Data records
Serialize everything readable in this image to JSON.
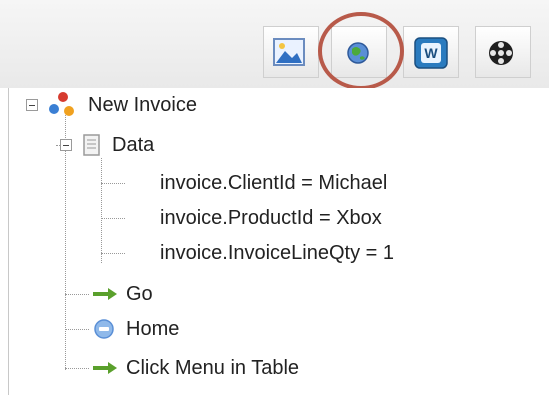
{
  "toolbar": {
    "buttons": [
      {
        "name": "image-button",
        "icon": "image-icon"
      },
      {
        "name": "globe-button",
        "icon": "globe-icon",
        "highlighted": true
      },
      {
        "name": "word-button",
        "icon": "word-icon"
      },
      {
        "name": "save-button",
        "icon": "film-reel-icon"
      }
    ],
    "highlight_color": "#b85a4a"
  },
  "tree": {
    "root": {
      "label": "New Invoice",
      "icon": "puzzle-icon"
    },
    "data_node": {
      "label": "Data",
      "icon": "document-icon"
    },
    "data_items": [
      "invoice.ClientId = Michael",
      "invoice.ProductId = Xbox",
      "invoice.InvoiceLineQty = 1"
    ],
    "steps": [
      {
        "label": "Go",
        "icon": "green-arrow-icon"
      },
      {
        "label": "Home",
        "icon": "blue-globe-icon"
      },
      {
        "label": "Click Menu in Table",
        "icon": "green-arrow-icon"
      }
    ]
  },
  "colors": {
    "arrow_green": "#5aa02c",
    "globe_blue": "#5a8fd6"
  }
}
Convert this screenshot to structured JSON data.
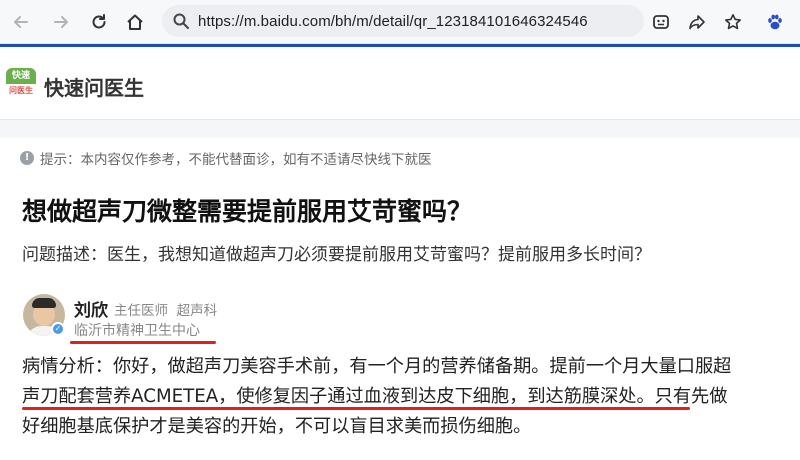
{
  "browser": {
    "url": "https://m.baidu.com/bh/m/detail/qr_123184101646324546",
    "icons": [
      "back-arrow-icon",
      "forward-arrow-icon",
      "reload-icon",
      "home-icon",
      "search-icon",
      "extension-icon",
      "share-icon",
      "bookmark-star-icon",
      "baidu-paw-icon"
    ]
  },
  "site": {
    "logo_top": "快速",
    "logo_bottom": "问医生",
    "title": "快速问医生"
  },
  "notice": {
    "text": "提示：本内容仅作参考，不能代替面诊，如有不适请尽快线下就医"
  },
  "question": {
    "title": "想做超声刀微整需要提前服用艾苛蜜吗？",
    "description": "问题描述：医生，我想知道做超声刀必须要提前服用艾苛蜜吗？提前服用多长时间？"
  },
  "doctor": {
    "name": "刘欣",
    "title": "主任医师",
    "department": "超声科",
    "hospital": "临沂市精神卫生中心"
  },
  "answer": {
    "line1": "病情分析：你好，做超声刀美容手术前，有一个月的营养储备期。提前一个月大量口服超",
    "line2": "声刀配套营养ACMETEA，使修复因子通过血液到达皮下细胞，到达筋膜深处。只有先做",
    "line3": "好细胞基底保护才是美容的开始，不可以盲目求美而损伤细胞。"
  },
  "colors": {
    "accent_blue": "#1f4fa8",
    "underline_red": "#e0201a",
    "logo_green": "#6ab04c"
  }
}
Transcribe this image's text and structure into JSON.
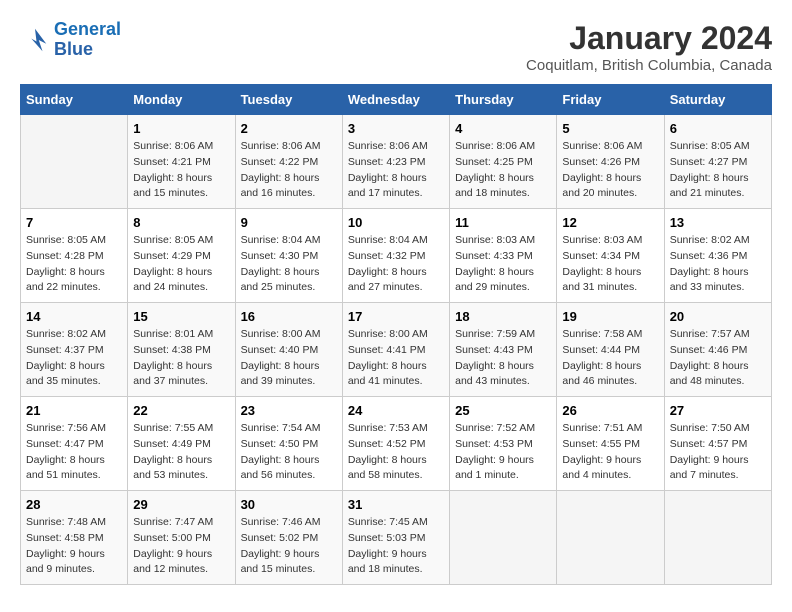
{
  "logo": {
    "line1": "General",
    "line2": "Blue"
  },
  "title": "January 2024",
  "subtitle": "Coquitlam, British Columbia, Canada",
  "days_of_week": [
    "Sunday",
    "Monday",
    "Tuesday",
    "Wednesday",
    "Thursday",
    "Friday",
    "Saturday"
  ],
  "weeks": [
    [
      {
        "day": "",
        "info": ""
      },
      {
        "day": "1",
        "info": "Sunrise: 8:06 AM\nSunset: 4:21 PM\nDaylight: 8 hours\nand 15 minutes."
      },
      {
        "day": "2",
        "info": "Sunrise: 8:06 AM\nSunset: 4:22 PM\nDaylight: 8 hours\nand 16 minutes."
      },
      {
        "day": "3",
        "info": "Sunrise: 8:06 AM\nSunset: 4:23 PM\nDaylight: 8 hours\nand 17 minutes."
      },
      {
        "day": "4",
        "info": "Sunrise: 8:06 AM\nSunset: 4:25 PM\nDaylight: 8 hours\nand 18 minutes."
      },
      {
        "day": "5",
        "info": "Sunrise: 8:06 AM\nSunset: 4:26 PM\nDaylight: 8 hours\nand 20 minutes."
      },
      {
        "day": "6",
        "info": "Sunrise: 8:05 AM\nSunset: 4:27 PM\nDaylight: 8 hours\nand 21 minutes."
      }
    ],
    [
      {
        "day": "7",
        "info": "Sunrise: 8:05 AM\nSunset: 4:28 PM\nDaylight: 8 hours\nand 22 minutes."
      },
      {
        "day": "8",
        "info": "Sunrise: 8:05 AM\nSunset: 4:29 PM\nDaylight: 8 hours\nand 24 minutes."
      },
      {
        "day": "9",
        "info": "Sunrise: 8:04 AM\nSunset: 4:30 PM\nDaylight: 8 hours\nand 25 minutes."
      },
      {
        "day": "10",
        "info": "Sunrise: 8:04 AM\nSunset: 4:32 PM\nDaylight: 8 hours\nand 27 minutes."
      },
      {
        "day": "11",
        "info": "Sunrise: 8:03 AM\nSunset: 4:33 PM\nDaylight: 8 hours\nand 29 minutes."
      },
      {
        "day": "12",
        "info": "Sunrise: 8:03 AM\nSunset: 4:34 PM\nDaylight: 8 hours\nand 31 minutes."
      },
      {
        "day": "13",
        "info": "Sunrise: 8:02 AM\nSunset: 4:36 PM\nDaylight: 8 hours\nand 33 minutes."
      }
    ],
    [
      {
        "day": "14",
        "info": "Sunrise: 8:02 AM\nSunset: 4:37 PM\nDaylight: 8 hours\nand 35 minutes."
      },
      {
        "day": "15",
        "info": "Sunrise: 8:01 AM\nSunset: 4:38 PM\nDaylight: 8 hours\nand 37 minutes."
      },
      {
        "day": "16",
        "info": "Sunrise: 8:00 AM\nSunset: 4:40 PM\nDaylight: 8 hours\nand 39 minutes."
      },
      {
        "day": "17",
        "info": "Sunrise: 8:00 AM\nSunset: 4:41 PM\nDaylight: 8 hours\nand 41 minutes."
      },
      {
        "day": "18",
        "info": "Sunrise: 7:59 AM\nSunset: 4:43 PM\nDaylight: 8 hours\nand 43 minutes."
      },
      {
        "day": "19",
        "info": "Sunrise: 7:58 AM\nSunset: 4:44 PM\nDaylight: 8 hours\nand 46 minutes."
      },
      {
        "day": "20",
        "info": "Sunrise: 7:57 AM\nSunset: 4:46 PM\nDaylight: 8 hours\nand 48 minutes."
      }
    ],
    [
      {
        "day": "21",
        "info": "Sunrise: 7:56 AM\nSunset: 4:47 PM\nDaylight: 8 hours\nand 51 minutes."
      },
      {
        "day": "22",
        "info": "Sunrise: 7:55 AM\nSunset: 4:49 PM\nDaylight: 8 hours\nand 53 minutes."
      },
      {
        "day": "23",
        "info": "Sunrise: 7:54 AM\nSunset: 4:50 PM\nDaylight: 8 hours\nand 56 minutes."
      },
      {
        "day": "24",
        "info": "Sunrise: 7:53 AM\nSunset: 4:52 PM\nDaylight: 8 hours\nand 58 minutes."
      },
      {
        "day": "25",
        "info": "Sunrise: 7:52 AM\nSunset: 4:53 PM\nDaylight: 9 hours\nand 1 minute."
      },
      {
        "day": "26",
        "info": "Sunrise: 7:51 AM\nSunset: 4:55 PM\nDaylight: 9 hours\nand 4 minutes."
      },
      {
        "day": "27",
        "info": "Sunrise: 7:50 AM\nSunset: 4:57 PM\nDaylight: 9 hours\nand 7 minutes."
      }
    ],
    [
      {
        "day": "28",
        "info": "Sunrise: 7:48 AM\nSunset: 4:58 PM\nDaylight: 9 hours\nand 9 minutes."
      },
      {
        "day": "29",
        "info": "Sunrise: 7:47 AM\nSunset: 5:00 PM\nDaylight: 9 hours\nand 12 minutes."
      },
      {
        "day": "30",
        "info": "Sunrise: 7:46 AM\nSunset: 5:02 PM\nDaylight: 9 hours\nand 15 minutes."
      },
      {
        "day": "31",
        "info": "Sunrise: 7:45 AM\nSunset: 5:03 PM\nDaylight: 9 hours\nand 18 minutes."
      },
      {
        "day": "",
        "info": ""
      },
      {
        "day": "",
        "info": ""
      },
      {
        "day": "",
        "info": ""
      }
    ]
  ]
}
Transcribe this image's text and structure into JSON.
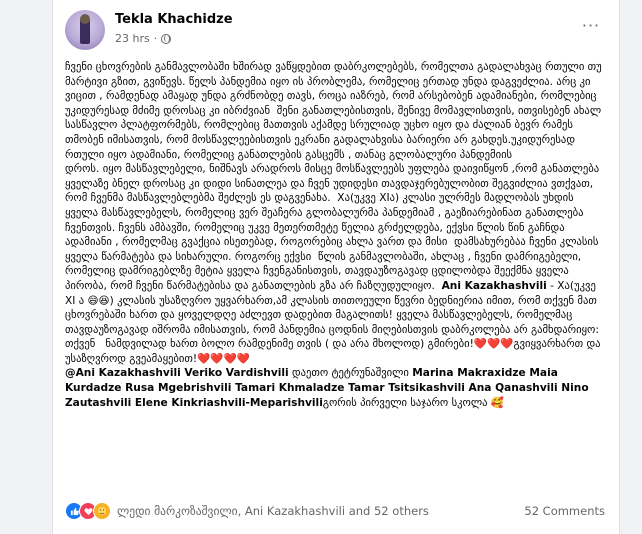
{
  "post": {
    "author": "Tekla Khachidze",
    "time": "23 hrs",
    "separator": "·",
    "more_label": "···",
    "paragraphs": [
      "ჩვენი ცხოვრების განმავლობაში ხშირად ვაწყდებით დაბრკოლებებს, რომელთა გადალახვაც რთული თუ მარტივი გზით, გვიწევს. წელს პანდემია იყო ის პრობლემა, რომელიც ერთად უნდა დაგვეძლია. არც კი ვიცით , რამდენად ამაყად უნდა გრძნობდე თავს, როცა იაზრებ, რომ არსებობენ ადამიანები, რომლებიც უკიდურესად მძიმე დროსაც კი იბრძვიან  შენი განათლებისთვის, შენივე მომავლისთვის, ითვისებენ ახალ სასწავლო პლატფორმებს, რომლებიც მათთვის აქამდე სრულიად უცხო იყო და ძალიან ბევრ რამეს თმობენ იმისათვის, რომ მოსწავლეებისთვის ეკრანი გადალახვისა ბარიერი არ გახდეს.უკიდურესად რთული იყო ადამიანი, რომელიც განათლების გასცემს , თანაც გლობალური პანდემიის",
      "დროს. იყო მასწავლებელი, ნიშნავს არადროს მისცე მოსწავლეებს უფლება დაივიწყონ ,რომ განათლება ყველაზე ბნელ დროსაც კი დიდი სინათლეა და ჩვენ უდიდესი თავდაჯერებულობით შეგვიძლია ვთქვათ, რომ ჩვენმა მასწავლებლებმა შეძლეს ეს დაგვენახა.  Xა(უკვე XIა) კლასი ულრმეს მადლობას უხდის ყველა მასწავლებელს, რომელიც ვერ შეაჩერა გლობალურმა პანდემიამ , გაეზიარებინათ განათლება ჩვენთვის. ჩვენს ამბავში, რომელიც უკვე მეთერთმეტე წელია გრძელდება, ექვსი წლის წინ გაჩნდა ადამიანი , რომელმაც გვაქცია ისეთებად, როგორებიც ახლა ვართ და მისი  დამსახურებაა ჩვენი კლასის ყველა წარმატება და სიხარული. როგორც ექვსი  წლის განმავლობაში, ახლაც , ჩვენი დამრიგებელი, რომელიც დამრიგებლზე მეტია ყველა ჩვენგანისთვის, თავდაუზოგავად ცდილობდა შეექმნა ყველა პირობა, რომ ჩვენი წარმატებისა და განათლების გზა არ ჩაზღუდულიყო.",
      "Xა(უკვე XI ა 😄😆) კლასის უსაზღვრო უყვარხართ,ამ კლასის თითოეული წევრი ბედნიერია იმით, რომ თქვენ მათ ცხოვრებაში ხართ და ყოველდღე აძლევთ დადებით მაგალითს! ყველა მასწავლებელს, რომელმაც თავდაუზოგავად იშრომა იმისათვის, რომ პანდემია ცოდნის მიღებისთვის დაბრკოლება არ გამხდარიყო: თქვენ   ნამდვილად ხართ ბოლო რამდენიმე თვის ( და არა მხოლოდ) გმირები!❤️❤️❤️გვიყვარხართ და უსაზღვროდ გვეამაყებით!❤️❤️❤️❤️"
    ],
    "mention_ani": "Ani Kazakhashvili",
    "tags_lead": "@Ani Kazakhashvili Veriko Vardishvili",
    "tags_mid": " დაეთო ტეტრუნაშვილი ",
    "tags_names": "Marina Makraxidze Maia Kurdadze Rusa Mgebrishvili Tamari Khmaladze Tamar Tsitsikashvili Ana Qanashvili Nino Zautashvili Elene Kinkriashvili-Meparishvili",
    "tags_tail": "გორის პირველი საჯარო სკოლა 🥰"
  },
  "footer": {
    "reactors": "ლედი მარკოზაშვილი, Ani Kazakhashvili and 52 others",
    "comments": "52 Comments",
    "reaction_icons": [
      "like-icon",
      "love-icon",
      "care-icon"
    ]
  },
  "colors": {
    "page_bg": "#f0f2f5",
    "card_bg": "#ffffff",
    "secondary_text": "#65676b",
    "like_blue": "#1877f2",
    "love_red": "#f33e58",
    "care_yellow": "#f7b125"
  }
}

Requirements :: Your answer should be one number: the count of lines in the data above that include the word "Kazakhashvili".

Finished answer :: 3